BEGIN DATA IN THIS EXERCISE

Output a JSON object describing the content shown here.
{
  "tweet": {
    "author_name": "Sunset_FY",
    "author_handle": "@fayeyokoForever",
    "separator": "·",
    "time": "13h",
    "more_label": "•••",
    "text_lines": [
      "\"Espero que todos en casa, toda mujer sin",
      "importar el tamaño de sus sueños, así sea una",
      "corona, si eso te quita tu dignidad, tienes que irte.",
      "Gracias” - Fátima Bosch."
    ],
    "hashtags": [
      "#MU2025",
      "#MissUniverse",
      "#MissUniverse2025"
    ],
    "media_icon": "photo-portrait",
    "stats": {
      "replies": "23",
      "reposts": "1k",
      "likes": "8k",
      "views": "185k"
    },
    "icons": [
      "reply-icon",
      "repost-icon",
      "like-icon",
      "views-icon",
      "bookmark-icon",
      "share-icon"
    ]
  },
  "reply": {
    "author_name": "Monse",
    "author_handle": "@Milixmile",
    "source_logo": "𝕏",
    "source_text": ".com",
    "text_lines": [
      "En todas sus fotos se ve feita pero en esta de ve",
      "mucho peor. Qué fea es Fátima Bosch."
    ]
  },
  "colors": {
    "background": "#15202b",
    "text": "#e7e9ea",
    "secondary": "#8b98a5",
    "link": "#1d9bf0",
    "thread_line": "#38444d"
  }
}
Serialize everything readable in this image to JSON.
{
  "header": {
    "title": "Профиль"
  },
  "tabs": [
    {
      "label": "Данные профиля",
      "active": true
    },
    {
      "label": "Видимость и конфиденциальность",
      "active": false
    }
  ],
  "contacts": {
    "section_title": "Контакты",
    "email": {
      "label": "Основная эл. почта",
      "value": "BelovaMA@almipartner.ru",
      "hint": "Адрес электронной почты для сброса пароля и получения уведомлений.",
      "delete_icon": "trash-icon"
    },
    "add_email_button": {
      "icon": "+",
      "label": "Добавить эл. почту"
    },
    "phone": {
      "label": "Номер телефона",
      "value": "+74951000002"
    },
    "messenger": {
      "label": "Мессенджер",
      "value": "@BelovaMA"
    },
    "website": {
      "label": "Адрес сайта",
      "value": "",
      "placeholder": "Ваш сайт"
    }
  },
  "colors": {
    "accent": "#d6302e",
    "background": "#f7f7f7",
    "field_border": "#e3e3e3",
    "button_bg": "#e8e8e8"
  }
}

END DATA IN THIS EXERCISE

PROBLEM TO SOLVE: Type out the whole listing above again, exactly as it stands.

THE ANSWER:
Output a JSON object describing the content shown here.
{
  "tweet": {
    "author_name": "Sunset_FY",
    "author_handle": "@fayeyokoForever",
    "separator": "·",
    "time": "13h",
    "more_label": "•••",
    "text_lines": [
      "\"Espero que todos en casa, toda mujer sin",
      "importar el tamaño de sus sueños, así sea una",
      "corona, si eso te quita tu dignidad, tienes que irte.",
      "Gracias” - Fátima Bosch."
    ],
    "hashtags": [
      "#MU2025",
      "#MissUniverse",
      "#MissUniverse2025"
    ],
    "media_icon": "photo-portrait",
    "stats": {
      "replies": "23",
      "reposts": "1k",
      "likes": "8k",
      "views": "185k"
    },
    "icons": [
      "reply-icon",
      "repost-icon",
      "like-icon",
      "views-icon",
      "bookmark-icon",
      "share-icon"
    ]
  },
  "reply": {
    "author_name": "Monse",
    "author_handle": "@Milixmile",
    "source_logo": "𝕏",
    "source_text": ".com",
    "text_lines": [
      "En todas sus fotos se ve feita pero en esta de ve",
      "mucho peor. Qué fea es Fátima Bosch."
    ]
  },
  "colors": {
    "background": "#15202b",
    "text": "#e7e9ea",
    "secondary": "#8b98a5",
    "link": "#1d9bf0",
    "thread_line": "#38444d"
  }
}
Serialize everything readable in this image to JSON.
{
  "header": {
    "title": "Профиль"
  },
  "tabs": [
    {
      "label": "Данные профиля",
      "active": true
    },
    {
      "label": "Видимость и конфиденциальность",
      "active": false
    }
  ],
  "contacts": {
    "section_title": "Контакты",
    "email": {
      "label": "Основная эл. почта",
      "value": "BelovaMA@almipartner.ru",
      "hint": "Адрес электронной почты для сброса пароля и получения уведомлений.",
      "delete_icon": "trash-icon"
    },
    "add_email_button": {
      "icon": "+",
      "label": "Добавить эл. почту"
    },
    "phone": {
      "label": "Номер телефона",
      "value": "+74951000002"
    },
    "messenger": {
      "label": "Мессенджер",
      "value": "@BelovaMA"
    },
    "website": {
      "label": "Адрес сайта",
      "value": "",
      "placeholder": "Ваш сайт"
    }
  },
  "colors": {
    "accent": "#d6302e",
    "background": "#f7f7f7",
    "field_border": "#e3e3e3",
    "button_bg": "#e8e8e8"
  }
}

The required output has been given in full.